--- Start of GIVEN ENTRIES ---

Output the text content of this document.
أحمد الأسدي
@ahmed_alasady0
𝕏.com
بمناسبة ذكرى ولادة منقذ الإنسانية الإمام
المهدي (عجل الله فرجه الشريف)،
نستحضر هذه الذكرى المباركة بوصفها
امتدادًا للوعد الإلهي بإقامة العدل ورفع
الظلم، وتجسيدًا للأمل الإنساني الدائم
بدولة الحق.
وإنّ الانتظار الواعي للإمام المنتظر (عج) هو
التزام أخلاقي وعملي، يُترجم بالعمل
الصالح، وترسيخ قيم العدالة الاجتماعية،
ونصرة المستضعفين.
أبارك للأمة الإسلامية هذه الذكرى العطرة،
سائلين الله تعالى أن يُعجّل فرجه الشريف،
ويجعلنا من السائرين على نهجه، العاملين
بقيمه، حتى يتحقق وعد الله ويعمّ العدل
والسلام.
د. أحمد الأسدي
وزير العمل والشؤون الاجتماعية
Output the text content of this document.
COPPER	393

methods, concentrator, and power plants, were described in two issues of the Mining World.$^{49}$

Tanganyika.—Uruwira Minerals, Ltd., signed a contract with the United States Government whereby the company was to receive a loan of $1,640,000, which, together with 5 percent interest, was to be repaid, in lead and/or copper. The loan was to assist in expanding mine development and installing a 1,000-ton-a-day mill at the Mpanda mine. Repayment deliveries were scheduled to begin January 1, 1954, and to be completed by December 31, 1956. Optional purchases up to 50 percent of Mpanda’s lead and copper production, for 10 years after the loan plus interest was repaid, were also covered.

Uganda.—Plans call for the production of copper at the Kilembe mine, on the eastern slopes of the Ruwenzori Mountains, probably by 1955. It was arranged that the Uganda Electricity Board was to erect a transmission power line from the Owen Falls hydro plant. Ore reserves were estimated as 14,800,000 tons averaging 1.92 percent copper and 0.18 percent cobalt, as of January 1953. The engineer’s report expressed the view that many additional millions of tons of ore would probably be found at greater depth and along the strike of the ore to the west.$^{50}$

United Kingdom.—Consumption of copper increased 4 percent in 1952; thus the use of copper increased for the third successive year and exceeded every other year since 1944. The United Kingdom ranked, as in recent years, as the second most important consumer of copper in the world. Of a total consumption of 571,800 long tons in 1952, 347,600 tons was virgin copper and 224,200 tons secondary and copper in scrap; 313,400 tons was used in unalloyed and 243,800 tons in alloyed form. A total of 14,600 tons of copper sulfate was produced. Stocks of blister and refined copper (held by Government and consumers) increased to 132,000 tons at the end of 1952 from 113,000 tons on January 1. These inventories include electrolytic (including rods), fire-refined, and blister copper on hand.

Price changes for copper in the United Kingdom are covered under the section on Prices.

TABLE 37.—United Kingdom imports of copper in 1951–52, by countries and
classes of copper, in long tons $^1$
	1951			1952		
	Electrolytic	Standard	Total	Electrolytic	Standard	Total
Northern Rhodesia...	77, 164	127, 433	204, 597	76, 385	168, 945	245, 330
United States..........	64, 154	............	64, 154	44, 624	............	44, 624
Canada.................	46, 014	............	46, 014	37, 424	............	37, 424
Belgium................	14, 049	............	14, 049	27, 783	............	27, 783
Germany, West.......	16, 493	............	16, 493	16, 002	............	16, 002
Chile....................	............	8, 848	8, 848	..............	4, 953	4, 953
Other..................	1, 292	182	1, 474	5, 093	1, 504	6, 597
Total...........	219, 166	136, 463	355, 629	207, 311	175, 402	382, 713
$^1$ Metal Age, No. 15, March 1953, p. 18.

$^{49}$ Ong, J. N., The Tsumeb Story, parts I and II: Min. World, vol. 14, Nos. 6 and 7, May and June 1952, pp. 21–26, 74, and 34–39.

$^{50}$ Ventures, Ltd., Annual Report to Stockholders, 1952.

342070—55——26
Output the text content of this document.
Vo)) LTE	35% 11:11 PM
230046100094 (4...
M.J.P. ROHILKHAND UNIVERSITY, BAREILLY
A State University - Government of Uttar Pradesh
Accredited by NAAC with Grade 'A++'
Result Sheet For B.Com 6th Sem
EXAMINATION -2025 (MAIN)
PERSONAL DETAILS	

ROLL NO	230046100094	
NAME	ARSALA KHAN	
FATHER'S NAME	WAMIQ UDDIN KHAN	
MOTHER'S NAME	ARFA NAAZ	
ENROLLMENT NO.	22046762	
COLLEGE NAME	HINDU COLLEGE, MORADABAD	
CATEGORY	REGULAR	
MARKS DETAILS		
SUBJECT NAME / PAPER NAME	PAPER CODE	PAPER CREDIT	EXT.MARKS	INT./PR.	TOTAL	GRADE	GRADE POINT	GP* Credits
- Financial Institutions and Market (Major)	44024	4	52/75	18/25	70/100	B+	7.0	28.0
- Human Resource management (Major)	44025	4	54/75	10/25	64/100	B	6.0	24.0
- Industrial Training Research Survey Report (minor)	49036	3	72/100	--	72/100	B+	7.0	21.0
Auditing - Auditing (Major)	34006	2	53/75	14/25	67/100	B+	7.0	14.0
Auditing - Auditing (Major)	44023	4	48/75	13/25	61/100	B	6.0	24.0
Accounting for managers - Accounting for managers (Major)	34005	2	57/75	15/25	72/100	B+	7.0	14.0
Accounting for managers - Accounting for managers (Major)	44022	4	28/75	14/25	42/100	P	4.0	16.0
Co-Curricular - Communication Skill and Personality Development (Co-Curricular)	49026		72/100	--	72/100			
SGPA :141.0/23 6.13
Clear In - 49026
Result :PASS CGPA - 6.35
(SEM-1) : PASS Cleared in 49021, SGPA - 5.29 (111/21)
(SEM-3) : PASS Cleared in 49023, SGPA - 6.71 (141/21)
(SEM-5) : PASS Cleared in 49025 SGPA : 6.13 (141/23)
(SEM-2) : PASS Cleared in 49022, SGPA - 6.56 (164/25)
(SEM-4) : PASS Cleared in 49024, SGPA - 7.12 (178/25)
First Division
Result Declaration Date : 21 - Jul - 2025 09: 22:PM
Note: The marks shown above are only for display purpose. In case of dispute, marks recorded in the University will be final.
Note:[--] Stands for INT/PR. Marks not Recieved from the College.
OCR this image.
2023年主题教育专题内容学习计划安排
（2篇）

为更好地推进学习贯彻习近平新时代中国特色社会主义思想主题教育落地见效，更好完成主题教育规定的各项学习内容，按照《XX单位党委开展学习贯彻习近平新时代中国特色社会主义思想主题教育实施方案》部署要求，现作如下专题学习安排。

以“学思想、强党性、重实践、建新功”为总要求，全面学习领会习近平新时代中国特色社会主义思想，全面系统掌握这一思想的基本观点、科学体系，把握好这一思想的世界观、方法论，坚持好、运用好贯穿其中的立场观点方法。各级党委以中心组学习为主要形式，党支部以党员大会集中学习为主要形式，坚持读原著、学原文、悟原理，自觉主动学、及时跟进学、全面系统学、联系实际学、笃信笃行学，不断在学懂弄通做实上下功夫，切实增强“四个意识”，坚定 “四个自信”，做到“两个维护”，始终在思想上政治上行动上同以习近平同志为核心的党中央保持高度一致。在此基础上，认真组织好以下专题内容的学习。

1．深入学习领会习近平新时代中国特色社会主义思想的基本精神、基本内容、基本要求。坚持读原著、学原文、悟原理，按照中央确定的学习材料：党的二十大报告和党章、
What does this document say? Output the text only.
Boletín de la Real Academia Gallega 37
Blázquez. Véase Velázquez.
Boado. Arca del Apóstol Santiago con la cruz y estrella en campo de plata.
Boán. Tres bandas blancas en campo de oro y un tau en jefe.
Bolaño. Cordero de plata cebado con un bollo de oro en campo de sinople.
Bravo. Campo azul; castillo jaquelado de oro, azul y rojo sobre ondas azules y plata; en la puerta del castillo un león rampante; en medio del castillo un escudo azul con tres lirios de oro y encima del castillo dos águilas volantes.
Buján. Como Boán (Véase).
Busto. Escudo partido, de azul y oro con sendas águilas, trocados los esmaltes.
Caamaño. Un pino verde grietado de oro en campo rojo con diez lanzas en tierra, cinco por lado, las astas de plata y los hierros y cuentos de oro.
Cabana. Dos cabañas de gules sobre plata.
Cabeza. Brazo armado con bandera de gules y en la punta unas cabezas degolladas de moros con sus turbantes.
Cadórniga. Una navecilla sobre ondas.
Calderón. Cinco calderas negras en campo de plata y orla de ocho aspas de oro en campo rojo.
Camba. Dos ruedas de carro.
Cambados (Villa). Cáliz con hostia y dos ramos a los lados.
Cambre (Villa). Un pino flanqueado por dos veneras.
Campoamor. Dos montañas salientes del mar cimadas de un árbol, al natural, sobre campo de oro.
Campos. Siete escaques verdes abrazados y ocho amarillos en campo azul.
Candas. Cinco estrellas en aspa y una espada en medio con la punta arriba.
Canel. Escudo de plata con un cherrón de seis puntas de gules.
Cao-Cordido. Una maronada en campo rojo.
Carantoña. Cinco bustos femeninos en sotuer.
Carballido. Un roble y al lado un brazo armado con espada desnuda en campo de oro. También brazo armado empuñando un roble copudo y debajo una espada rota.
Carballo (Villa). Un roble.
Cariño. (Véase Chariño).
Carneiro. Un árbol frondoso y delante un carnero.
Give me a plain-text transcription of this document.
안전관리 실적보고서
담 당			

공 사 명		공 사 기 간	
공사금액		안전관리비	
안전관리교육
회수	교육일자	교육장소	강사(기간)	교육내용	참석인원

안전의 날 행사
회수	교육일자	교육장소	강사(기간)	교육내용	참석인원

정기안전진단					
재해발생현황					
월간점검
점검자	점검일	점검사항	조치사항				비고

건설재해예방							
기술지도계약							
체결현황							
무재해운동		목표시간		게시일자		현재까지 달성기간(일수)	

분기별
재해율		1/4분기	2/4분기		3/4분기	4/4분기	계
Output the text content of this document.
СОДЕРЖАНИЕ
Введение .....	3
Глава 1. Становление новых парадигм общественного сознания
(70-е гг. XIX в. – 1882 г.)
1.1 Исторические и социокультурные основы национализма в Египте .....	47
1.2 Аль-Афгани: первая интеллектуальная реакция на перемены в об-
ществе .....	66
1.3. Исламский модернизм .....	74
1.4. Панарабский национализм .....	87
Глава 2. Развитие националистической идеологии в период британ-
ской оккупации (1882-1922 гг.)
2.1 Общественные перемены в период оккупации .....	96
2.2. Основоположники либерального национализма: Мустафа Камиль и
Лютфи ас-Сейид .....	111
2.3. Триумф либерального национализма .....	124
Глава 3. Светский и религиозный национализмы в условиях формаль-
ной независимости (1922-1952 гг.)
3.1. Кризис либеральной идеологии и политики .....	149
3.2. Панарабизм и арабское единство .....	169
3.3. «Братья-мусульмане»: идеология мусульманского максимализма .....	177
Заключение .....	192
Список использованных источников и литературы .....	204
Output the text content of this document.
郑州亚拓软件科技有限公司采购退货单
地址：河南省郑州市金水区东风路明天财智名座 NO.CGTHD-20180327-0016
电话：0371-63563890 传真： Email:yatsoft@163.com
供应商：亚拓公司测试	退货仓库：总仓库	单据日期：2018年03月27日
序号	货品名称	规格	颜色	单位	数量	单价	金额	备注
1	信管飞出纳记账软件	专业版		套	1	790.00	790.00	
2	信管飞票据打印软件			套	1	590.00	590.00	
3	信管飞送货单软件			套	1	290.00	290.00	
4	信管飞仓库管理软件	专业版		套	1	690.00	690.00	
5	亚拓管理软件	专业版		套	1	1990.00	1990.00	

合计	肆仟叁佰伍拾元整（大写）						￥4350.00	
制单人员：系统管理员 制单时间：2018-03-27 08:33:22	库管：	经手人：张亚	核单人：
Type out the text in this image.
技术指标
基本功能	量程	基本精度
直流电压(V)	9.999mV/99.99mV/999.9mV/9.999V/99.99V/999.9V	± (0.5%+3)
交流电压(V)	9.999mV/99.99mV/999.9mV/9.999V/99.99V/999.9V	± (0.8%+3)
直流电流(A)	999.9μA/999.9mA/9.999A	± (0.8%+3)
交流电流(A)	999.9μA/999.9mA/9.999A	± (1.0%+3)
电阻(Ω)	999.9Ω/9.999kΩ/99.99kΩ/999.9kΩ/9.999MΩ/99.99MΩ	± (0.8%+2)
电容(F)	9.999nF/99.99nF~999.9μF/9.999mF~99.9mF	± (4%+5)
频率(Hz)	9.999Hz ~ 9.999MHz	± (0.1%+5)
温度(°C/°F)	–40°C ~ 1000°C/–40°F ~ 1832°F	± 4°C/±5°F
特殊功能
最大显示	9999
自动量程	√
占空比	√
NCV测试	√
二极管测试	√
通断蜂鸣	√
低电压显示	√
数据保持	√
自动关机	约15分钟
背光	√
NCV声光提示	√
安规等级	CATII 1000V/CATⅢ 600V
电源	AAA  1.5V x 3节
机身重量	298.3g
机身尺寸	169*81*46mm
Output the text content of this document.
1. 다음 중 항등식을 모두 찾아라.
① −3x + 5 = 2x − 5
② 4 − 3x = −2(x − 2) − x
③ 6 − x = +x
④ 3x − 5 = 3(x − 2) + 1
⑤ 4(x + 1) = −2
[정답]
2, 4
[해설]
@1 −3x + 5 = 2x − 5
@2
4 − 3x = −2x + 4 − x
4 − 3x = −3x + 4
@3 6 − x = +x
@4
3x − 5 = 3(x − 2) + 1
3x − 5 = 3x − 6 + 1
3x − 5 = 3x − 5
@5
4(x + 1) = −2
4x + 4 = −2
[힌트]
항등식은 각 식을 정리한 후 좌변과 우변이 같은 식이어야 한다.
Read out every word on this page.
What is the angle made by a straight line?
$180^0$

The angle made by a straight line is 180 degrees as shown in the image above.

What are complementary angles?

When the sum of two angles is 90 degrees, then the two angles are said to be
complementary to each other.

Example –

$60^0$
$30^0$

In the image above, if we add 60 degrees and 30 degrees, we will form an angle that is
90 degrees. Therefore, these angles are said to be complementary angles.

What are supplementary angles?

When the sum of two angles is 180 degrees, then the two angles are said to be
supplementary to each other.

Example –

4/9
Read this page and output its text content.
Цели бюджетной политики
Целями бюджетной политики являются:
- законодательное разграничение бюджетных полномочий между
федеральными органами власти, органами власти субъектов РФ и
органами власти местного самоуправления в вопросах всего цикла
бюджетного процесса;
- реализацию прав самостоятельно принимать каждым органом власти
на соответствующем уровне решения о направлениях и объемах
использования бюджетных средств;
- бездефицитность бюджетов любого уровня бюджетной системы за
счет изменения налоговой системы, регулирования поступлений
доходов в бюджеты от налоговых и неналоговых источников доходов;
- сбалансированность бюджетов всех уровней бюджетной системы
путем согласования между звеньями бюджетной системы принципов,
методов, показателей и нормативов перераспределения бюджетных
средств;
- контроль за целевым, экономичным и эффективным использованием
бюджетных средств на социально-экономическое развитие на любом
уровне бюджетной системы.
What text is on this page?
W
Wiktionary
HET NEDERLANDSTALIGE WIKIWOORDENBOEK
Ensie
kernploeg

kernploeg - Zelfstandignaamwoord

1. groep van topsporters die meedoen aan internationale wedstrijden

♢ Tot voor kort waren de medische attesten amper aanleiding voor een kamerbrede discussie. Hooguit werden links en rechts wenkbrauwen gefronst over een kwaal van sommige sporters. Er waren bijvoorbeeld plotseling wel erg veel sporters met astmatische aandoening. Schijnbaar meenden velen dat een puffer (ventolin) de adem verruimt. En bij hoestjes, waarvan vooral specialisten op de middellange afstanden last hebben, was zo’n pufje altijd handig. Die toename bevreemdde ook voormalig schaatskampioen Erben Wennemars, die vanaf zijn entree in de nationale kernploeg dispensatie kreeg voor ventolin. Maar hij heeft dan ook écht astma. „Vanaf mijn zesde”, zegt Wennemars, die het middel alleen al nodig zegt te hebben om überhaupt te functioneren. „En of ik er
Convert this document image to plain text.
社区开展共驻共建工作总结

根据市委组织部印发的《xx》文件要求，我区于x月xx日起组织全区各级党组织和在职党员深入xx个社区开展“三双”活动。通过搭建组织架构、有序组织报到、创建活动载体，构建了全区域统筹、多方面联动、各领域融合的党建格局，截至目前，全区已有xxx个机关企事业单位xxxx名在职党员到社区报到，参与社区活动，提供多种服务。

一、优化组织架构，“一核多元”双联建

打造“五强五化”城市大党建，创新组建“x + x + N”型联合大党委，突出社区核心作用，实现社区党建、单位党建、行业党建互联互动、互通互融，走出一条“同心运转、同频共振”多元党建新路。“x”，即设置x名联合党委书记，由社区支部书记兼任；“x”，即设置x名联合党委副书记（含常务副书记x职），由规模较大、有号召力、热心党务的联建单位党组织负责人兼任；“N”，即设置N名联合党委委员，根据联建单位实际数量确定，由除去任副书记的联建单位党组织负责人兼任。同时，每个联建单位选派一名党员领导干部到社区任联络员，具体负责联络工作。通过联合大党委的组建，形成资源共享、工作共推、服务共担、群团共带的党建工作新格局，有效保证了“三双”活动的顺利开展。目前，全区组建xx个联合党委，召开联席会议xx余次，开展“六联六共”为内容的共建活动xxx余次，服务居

--- End of GIVEN ENTRIES ---

▶ **EXERCISE PROMPT**: Within the listing above, find every line containing the string "plain" and return it.

▶ **THE REPLY**:
Give me a plain-text transcription of this document.
Convert this document image to plain text.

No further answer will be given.